- _Exercise instructions_
Gather all lines in the records below that include the word "Total".

——————————

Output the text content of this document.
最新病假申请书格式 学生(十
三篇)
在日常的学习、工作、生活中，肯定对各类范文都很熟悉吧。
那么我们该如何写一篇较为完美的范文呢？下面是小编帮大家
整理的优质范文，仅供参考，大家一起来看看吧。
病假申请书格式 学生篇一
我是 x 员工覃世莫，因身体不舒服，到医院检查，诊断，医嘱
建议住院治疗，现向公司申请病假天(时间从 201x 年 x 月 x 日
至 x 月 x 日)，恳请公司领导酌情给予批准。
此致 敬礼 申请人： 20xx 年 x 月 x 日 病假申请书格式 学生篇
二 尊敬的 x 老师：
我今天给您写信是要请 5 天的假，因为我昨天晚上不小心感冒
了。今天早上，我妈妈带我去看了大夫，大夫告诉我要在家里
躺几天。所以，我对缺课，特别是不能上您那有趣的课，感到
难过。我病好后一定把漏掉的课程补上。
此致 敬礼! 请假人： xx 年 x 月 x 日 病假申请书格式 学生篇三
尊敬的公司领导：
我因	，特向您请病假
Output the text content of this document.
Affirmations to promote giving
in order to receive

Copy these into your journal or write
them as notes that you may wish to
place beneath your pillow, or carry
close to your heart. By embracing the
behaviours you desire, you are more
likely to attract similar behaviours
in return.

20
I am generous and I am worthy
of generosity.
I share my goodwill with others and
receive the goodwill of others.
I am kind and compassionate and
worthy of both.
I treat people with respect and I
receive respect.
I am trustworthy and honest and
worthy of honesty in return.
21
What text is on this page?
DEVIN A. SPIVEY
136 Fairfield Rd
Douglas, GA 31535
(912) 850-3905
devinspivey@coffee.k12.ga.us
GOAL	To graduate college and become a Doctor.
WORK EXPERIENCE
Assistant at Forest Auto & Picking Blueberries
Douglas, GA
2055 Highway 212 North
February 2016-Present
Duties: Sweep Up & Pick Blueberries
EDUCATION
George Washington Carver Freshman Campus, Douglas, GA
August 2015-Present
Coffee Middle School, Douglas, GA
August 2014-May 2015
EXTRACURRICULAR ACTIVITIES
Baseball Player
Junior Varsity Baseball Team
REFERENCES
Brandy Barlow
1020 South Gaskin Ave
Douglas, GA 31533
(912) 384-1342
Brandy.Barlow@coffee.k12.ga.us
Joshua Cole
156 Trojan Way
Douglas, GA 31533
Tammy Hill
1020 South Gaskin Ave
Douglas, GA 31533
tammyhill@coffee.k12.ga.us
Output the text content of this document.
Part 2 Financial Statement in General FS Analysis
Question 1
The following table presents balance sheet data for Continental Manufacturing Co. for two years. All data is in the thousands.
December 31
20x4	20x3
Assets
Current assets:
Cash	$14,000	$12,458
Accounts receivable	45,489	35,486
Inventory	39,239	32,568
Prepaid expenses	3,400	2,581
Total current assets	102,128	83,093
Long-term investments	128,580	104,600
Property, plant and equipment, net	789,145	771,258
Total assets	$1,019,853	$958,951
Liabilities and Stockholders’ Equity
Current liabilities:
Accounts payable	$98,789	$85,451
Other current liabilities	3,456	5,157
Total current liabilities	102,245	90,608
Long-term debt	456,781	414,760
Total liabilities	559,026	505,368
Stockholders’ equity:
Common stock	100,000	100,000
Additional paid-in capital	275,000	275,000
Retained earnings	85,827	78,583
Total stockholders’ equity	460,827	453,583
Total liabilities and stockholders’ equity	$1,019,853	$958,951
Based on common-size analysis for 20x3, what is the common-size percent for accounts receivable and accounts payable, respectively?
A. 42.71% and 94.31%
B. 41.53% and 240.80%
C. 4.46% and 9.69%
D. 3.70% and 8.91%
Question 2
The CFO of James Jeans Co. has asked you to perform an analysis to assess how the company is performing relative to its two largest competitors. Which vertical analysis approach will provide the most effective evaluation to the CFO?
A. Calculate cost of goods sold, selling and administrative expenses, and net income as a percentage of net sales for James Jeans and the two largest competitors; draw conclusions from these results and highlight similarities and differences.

——————————

- _Full response_
Total current assets	102,128	83,093
Total assets	$1,019,853	$958,951
Total current liabilities	102,245	90,608
Total liabilities	559,026	505,368
Total stockholders’ equity	460,827	453,583
Total liabilities and stockholders’ equity	$1,019,853	$958,951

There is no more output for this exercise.